(WHAT TO PRODUCE):
Your answer consists of the lines in the data that contain "into". Copy each of them.

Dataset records
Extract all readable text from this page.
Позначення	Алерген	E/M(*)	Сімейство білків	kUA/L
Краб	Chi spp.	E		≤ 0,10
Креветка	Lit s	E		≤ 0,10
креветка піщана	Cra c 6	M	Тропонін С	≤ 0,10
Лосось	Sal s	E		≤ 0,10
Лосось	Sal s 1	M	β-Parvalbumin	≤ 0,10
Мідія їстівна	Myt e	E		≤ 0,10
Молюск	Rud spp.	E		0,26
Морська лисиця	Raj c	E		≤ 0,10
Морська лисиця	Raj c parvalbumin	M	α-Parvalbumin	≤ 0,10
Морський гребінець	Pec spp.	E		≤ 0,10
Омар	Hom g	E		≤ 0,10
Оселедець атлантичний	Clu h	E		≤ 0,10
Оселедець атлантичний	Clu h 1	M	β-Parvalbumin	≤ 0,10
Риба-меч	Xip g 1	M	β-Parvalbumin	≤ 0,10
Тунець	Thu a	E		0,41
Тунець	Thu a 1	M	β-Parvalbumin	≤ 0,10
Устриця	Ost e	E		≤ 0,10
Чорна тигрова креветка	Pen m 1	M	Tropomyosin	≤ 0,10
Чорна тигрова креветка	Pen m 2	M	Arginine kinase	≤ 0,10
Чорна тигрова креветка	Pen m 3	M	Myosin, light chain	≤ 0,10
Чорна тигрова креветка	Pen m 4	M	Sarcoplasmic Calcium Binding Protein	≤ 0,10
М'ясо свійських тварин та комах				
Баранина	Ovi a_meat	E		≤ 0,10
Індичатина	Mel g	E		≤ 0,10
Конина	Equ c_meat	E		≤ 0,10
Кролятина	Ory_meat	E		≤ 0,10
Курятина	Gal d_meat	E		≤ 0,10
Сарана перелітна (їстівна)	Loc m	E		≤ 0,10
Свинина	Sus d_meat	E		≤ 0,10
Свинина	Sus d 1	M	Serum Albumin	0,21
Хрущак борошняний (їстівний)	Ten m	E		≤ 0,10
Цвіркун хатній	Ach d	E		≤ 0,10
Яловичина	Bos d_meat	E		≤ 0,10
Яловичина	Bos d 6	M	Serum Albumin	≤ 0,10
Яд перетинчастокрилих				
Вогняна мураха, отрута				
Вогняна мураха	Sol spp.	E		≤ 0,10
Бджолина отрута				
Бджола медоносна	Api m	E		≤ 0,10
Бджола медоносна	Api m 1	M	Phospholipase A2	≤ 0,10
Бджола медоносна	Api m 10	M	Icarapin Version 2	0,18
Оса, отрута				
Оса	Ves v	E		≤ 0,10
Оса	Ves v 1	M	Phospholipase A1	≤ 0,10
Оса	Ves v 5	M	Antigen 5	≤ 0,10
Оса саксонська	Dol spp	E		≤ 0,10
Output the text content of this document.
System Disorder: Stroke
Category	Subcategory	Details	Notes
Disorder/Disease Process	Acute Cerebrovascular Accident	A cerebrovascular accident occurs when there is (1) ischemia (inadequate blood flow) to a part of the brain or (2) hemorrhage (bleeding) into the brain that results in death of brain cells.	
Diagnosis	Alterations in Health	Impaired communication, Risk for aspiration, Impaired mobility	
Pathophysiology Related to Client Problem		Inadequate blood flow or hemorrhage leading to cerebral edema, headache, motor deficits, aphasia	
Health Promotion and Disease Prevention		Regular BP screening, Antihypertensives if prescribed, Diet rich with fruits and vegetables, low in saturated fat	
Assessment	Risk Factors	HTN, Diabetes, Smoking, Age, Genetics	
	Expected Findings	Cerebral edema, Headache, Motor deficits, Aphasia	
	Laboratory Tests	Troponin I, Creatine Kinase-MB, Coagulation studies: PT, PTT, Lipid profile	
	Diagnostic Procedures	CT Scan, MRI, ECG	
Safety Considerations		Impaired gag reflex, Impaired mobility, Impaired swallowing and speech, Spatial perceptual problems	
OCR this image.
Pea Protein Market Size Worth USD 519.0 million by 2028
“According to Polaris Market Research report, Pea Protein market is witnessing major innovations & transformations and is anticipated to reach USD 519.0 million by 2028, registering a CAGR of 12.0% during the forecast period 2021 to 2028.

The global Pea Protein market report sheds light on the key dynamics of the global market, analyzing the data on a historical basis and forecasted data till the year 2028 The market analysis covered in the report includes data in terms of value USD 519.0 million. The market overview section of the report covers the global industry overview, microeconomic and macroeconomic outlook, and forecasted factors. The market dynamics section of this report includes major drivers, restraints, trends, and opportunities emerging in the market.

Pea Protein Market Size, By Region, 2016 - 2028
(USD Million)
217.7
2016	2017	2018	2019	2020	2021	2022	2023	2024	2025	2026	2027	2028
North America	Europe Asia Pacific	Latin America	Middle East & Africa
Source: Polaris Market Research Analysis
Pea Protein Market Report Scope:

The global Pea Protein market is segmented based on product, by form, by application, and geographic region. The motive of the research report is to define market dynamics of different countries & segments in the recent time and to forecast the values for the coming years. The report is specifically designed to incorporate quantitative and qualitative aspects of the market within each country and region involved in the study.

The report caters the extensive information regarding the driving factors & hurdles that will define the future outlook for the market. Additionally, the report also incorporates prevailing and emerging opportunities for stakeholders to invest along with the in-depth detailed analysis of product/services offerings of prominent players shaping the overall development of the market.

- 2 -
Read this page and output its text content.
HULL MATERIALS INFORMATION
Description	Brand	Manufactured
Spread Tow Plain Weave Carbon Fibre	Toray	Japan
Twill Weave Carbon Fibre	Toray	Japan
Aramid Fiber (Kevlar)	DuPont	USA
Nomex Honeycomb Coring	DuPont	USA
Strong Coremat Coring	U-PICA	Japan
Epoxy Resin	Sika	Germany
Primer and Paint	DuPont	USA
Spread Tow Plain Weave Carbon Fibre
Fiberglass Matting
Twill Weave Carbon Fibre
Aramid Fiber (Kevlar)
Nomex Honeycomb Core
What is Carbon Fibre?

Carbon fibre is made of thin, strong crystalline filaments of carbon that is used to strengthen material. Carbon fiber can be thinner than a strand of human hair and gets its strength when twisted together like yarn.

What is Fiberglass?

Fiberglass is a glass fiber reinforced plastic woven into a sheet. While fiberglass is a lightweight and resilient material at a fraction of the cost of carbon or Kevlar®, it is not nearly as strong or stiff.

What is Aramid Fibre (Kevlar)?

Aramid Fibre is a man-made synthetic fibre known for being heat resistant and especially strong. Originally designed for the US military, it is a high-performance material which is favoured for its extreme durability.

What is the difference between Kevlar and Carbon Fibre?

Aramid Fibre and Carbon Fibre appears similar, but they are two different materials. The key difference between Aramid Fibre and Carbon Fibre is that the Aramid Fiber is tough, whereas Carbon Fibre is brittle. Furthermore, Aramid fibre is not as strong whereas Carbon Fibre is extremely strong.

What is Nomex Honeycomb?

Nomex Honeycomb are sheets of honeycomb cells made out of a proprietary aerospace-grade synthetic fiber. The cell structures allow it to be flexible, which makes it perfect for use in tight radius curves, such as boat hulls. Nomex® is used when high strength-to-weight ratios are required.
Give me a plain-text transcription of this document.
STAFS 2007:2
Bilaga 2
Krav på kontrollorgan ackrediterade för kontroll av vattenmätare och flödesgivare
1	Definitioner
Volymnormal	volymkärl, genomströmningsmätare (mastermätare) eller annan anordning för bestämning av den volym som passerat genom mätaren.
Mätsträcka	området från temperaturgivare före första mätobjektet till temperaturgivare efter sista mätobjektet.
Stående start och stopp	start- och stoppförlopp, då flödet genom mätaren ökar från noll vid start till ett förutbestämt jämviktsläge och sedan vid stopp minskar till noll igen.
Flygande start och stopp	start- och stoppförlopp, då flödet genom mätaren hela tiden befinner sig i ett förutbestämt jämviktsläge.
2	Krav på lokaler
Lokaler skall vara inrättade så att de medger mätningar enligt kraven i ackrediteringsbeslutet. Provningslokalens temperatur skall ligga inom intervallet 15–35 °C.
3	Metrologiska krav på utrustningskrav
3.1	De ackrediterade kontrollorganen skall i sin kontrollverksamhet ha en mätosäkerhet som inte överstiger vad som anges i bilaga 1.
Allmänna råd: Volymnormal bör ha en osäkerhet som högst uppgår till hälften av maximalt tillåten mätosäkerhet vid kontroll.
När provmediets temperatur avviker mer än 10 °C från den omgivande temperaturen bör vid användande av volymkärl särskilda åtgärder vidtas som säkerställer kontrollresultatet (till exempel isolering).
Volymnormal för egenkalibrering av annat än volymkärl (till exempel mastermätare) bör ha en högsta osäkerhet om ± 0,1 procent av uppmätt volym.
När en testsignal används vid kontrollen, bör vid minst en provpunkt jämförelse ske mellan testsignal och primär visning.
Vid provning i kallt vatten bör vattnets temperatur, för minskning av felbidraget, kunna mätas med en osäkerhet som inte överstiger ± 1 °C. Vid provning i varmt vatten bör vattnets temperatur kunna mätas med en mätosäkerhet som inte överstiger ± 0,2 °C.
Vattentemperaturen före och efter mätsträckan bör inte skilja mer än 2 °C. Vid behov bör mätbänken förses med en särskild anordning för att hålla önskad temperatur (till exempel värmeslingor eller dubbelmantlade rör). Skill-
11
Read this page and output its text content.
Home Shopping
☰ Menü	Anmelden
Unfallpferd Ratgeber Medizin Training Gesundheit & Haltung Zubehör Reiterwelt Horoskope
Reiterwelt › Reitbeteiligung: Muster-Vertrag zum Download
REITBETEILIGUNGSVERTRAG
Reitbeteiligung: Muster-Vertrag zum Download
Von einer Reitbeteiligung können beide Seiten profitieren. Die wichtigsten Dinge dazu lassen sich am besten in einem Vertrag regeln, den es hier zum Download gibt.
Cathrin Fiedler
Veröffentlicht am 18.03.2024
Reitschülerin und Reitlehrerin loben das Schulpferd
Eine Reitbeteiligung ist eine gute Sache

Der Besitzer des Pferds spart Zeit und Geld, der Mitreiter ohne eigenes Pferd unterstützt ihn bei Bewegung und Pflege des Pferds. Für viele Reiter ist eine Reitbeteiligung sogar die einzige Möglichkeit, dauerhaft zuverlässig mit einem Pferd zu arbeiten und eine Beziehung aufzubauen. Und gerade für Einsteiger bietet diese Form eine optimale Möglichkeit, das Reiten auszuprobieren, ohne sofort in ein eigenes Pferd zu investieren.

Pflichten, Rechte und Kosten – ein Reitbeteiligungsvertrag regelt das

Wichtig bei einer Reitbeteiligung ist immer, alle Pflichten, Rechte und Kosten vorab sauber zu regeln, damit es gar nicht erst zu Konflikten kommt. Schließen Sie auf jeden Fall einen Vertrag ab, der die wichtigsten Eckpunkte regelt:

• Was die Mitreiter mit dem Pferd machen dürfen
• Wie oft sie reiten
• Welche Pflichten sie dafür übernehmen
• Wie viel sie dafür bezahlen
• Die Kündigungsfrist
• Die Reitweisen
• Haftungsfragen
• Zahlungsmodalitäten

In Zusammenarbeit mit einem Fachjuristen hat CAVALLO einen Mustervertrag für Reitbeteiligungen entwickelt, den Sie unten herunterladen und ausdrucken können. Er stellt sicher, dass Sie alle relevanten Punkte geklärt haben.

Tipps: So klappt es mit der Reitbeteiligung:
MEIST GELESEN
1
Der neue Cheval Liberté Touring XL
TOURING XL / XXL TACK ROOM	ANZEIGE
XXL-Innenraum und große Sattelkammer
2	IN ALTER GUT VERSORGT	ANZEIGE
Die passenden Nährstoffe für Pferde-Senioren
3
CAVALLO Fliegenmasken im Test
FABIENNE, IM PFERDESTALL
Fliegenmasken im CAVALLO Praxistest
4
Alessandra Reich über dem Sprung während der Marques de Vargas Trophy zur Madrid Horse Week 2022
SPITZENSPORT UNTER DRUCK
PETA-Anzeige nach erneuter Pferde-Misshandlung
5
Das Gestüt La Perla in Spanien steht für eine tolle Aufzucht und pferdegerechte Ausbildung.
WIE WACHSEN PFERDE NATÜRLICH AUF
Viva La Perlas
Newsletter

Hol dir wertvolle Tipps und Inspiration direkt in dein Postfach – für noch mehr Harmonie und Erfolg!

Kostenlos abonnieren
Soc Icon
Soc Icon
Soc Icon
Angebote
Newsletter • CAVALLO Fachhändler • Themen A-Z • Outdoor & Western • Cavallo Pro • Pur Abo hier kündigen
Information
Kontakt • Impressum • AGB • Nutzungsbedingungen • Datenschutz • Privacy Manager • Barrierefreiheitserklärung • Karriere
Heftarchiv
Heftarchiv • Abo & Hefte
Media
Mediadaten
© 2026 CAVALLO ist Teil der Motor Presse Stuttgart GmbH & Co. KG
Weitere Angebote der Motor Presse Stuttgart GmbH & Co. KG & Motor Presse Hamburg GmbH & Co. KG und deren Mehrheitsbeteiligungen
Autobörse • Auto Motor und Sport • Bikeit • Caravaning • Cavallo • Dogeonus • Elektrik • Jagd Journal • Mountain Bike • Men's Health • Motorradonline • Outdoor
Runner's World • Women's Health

(REPLY):
Disorder/Disease Process	Acute Cerebrovascular Accident	A cerebrovascular accident occurs when there is (1) ischemia (inadequate blood flow) to a part of the brain or (2) hemorrhage (bleeding) into the brain that results in death of brain cells.	
Fiberglass is a glass fiber reinforced plastic woven into a sheet. While fiberglass is a lightweight and resilient material at a fraction of the cost of carbon or Kevlar®, it is not nearly as strong or stiff.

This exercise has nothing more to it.